- _Task_: Determine how many lines in the entries below include "Maps". The reply should be that number and nothing else.

..........

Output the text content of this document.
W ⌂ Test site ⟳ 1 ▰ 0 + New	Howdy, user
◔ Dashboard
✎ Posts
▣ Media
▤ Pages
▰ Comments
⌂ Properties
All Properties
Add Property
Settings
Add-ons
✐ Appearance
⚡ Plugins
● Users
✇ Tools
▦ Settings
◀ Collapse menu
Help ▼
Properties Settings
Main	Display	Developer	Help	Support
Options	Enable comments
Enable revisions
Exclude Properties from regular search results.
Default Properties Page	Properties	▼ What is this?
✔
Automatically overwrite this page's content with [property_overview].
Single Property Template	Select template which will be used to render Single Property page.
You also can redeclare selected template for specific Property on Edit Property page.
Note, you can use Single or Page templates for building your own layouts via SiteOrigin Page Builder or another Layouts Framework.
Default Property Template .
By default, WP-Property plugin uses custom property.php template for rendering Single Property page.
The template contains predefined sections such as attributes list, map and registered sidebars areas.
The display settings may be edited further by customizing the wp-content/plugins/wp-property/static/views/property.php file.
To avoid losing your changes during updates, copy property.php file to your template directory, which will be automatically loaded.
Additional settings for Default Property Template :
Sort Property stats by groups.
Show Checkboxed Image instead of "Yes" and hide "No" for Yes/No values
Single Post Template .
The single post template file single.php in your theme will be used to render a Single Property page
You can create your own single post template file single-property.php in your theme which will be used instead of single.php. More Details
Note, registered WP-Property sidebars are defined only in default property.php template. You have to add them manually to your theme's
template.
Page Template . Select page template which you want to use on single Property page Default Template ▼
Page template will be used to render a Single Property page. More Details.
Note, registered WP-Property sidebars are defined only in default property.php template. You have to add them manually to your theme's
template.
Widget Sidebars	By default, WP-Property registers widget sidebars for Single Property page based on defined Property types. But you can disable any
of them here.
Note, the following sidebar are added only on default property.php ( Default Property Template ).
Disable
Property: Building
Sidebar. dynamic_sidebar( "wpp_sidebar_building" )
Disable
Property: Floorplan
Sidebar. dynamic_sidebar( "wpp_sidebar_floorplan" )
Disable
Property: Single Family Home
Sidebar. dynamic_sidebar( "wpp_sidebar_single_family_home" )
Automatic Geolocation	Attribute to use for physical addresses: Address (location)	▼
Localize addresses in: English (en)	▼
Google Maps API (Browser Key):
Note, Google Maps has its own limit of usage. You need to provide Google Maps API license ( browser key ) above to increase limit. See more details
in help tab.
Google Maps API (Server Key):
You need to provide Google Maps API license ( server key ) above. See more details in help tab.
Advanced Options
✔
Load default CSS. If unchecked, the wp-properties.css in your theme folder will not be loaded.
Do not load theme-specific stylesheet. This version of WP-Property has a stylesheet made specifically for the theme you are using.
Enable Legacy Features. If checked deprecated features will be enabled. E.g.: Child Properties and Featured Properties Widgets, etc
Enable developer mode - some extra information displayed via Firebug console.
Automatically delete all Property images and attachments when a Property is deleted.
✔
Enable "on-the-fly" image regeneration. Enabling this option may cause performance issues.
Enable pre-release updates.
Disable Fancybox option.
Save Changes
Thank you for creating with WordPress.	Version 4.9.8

..........

- _Expected answer_: 4